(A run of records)
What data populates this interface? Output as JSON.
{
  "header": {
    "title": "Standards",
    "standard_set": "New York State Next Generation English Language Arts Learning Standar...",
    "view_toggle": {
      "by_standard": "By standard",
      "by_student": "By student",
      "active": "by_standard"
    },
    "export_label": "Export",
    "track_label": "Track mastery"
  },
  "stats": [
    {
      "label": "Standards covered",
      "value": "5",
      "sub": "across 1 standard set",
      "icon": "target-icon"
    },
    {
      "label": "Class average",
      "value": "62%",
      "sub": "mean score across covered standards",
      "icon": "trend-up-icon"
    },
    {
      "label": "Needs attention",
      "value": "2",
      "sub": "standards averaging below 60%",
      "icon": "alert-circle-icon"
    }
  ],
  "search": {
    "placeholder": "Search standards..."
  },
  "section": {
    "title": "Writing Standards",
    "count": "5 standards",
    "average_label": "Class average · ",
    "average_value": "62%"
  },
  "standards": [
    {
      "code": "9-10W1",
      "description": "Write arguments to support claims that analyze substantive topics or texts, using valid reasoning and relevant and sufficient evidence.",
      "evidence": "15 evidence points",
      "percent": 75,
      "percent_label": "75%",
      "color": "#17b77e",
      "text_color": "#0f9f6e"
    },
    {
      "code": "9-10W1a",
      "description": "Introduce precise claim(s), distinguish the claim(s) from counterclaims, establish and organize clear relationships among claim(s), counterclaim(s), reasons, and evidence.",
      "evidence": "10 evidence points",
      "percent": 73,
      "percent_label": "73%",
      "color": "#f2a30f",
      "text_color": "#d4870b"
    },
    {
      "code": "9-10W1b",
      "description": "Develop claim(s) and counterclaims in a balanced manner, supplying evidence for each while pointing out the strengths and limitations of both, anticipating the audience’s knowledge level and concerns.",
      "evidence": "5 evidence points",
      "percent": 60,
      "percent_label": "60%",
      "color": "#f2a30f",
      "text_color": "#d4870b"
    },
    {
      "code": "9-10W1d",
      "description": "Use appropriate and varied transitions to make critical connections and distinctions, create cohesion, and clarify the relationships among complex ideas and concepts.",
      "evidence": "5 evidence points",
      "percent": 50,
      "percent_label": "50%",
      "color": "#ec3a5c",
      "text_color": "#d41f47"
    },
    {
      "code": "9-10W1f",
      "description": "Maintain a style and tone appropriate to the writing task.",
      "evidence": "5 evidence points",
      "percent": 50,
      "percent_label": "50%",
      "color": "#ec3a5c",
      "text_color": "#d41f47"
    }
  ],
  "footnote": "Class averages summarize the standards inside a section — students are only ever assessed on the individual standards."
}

* [What you should do]
Copy out each line above, character for character.

* [The response]
What data populates this interface? Output as JSON.
{
  "header": {
    "title": "Standards",
    "standard_set": "New York State Next Generation English Language Arts Learning Standar...",
    "view_toggle": {
      "by_standard": "By standard",
      "by_student": "By student",
      "active": "by_standard"
    },
    "export_label": "Export",
    "track_label": "Track mastery"
  },
  "stats": [
    {
      "label": "Standards covered",
      "value": "5",
      "sub": "across 1 standard set",
      "icon": "target-icon"
    },
    {
      "label": "Class average",
      "value": "62%",
      "sub": "mean score across covered standards",
      "icon": "trend-up-icon"
    },
    {
      "label": "Needs attention",
      "value": "2",
      "sub": "standards averaging below 60%",
      "icon": "alert-circle-icon"
    }
  ],
  "search": {
    "placeholder": "Search standards..."
  },
  "section": {
    "title": "Writing Standards",
    "count": "5 standards",
    "average_label": "Class average · ",
    "average_value": "62%"
  },
  "standards": [
    {
      "code": "9-10W1",
      "description": "Write arguments to support claims that analyze substantive topics or texts, using valid reasoning and relevant and sufficient evidence.",
      "evidence": "15 evidence points",
      "percent": 75,
      "percent_label": "75%",
      "color": "#17b77e",
      "text_color": "#0f9f6e"
    },
    {
      "code": "9-10W1a",
      "description": "Introduce precise claim(s), distinguish the claim(s) from counterclaims, establish and organize clear relationships among claim(s), counterclaim(s), reasons, and evidence.",
      "evidence": "10 evidence points",
      "percent": 73,
      "percent_label": "73%",
      "color": "#f2a30f",
      "text_color": "#d4870b"
    },
    {
      "code": "9-10W1b",
      "description": "Develop claim(s) and counterclaims in a balanced manner, supplying evidence for each while pointing out the strengths and limitations of both, anticipating the audience’s knowledge level and concerns.",
      "evidence": "5 evidence points",
      "percent": 60,
      "percent_label": "60%",
      "color": "#f2a30f",
      "text_color": "#d4870b"
    },
    {
      "code": "9-10W1d",
      "description": "Use appropriate and varied transitions to make critical connections and distinctions, create cohesion, and clarify the relationships among complex ideas and concepts.",
      "evidence": "5 evidence points",
      "percent": 50,
      "percent_label": "50%",
      "color": "#ec3a5c",
      "text_color": "#d41f47"
    },
    {
      "code": "9-10W1f",
      "description": "Maintain a style and tone appropriate to the writing task.",
      "evidence": "5 evidence points",
      "percent": 50,
      "percent_label": "50%",
      "color": "#ec3a5c",
      "text_color": "#d41f47"
    }
  ],
  "footnote": "Class averages summarize the standards inside a section — students are only ever assessed on the individual standards."
}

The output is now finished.